## Dataset rows
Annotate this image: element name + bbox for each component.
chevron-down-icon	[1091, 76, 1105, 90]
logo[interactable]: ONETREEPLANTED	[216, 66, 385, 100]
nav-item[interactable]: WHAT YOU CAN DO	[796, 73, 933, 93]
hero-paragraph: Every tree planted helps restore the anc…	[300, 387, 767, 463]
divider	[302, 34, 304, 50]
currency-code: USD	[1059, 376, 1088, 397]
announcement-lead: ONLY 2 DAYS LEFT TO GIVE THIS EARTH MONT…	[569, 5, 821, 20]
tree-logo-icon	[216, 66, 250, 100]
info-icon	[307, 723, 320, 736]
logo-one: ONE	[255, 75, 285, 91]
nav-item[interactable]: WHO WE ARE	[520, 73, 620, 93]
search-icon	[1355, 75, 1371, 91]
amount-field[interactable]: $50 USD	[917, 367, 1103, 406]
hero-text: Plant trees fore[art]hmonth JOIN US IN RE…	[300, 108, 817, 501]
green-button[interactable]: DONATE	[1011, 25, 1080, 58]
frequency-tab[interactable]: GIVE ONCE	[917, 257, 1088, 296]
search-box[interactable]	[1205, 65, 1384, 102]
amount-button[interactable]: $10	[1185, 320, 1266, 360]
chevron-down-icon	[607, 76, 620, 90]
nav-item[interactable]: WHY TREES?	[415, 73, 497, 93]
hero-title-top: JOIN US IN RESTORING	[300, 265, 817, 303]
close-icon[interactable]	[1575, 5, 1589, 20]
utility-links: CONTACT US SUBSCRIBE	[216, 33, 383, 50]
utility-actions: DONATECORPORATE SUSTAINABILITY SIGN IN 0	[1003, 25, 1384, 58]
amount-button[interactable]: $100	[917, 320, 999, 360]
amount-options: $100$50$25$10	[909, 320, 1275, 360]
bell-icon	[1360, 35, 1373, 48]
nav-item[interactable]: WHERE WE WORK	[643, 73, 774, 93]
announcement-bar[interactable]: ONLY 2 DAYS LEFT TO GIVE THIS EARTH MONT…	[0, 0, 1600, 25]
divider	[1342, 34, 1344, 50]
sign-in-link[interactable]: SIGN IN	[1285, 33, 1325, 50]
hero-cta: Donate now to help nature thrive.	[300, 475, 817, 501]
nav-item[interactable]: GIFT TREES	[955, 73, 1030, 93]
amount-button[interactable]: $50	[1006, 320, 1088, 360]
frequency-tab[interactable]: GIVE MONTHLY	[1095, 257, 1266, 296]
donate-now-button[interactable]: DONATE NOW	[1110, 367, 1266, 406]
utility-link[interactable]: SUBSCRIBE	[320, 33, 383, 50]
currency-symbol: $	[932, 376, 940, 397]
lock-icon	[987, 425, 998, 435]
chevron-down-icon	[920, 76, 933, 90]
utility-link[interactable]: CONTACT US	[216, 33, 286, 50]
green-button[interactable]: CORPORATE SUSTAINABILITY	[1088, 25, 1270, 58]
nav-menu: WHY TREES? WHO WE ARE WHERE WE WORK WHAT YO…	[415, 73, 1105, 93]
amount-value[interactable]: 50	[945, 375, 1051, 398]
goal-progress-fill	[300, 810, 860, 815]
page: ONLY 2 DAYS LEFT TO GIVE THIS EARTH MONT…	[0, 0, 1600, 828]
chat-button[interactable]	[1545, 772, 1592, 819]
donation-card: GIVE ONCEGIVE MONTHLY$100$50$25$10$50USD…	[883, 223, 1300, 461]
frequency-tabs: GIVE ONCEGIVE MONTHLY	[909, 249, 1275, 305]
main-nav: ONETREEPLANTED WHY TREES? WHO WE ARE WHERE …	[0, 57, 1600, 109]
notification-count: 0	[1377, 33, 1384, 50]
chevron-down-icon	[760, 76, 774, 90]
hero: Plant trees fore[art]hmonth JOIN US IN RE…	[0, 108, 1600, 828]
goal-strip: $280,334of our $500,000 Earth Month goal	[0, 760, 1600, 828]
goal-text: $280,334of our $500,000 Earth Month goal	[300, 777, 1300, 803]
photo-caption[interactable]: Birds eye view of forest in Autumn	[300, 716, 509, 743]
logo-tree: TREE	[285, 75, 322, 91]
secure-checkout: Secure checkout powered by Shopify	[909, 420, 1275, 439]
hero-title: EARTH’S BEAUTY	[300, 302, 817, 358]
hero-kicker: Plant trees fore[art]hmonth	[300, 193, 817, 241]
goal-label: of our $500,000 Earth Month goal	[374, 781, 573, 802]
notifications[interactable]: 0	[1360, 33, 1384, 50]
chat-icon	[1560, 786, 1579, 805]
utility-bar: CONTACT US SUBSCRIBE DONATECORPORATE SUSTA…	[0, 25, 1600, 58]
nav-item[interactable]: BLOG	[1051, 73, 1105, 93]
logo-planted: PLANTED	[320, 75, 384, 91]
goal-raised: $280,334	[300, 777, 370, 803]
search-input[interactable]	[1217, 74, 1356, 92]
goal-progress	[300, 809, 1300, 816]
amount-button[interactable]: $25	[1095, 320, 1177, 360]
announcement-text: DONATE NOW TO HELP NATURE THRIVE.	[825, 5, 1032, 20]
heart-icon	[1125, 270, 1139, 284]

## Objective
Can you quote all of the records above, line for line and with no changes?

## Task response
Annotate this image: element name + bbox for each component.
chevron-down-icon	[1091, 76, 1105, 90]
logo[interactable]: ONETREEPLANTED	[216, 66, 385, 100]
nav-item[interactable]: WHAT YOU CAN DO	[796, 73, 933, 93]
hero-paragraph: Every tree planted helps restore the anc…	[300, 387, 767, 463]
divider	[302, 34, 304, 50]
currency-code: USD	[1059, 376, 1088, 397]
announcement-lead: ONLY 2 DAYS LEFT TO GIVE THIS EARTH MONT…	[569, 5, 821, 20]
tree-logo-icon	[216, 66, 250, 100]
info-icon	[307, 723, 320, 736]
logo-one: ONE	[255, 75, 285, 91]
nav-item[interactable]: WHO WE ARE	[520, 73, 620, 93]
search-icon	[1355, 75, 1371, 91]
amount-field[interactable]: $50 USD	[917, 367, 1103, 406]
hero-text: Plant trees fore[art]hmonth JOIN US IN RE…	[300, 108, 817, 501]
green-button[interactable]: DONATE	[1011, 25, 1080, 58]
frequency-tab[interactable]: GIVE ONCE	[917, 257, 1088, 296]
search-box[interactable]	[1205, 65, 1384, 102]
amount-button[interactable]: $10	[1185, 320, 1266, 360]
chevron-down-icon	[607, 76, 620, 90]
nav-item[interactable]: WHY TREES?	[415, 73, 497, 93]
hero-title-top: JOIN US IN RESTORING	[300, 265, 817, 303]
close-icon[interactable]	[1575, 5, 1589, 20]
utility-links: CONTACT US SUBSCRIBE	[216, 33, 383, 50]
utility-actions: DONATECORPORATE SUSTAINABILITY SIGN IN 0	[1003, 25, 1384, 58]
amount-button[interactable]: $100	[917, 320, 999, 360]
amount-options: $100$50$25$10	[909, 320, 1275, 360]
bell-icon	[1360, 35, 1373, 48]
nav-item[interactable]: WHERE WE WORK	[643, 73, 774, 93]
announcement-bar[interactable]: ONLY 2 DAYS LEFT TO GIVE THIS EARTH MONT…	[0, 0, 1600, 25]
divider	[1342, 34, 1344, 50]
sign-in-link[interactable]: SIGN IN	[1285, 33, 1325, 50]
hero-cta: Donate now to help nature thrive.	[300, 475, 817, 501]
nav-item[interactable]: GIFT TREES	[955, 73, 1030, 93]
amount-button[interactable]: $50	[1006, 320, 1088, 360]
frequency-tab[interactable]: GIVE MONTHLY	[1095, 257, 1266, 296]
donate-now-button[interactable]: DONATE NOW	[1110, 367, 1266, 406]
utility-link[interactable]: SUBSCRIBE	[320, 33, 383, 50]
currency-symbol: $	[932, 376, 940, 397]
lock-icon	[987, 425, 998, 435]
chevron-down-icon	[920, 76, 933, 90]
utility-link[interactable]: CONTACT US	[216, 33, 286, 50]
green-button[interactable]: CORPORATE SUSTAINABILITY	[1088, 25, 1270, 58]
nav-menu: WHY TREES? WHO WE ARE WHERE WE WORK WHAT YO…	[415, 73, 1105, 93]
amount-value[interactable]: 50	[945, 375, 1051, 398]
goal-progress-fill	[300, 810, 860, 815]
page: ONLY 2 DAYS LEFT TO GIVE THIS EARTH MONT…	[0, 0, 1600, 828]
chat-button[interactable]	[1545, 772, 1592, 819]
donation-card: GIVE ONCEGIVE MONTHLY$100$50$25$10$50USD…	[883, 223, 1300, 461]
frequency-tabs: GIVE ONCEGIVE MONTHLY	[909, 249, 1275, 305]
main-nav: ONETREEPLANTED WHY TREES? WHO WE ARE WHERE …	[0, 57, 1600, 109]
notification-count: 0	[1377, 33, 1384, 50]
chevron-down-icon	[760, 76, 774, 90]
hero: Plant trees fore[art]hmonth JOIN US IN RE…	[0, 108, 1600, 828]
goal-strip: $280,334of our $500,000 Earth Month goal	[0, 760, 1600, 828]
goal-text: $280,334of our $500,000 Earth Month goal	[300, 777, 1300, 803]
photo-caption[interactable]: Birds eye view of forest in Autumn	[300, 716, 509, 743]
logo-tree: TREE	[285, 75, 322, 91]
secure-checkout: Secure checkout powered by Shopify	[909, 420, 1275, 439]
hero-title: EARTH’S BEAUTY	[300, 302, 817, 358]
hero-kicker: Plant trees fore[art]hmonth	[300, 193, 817, 241]
goal-label: of our $500,000 Earth Month goal	[374, 781, 573, 802]
notifications[interactable]: 0	[1360, 33, 1384, 50]
chat-icon	[1560, 786, 1579, 805]
utility-bar: CONTACT US SUBSCRIBE DONATECORPORATE SUSTA…	[0, 25, 1600, 58]
nav-item[interactable]: BLOG	[1051, 73, 1105, 93]
logo-planted: PLANTED	[320, 75, 384, 91]
goal-raised: $280,334	[300, 777, 370, 803]
search-input[interactable]	[1217, 74, 1356, 92]
goal-progress	[300, 809, 1300, 816]
amount-button[interactable]: $25	[1095, 320, 1177, 360]
announcement-text: DONATE NOW TO HELP NATURE THRIVE.	[825, 5, 1032, 20]
heart-icon	[1125, 270, 1139, 284]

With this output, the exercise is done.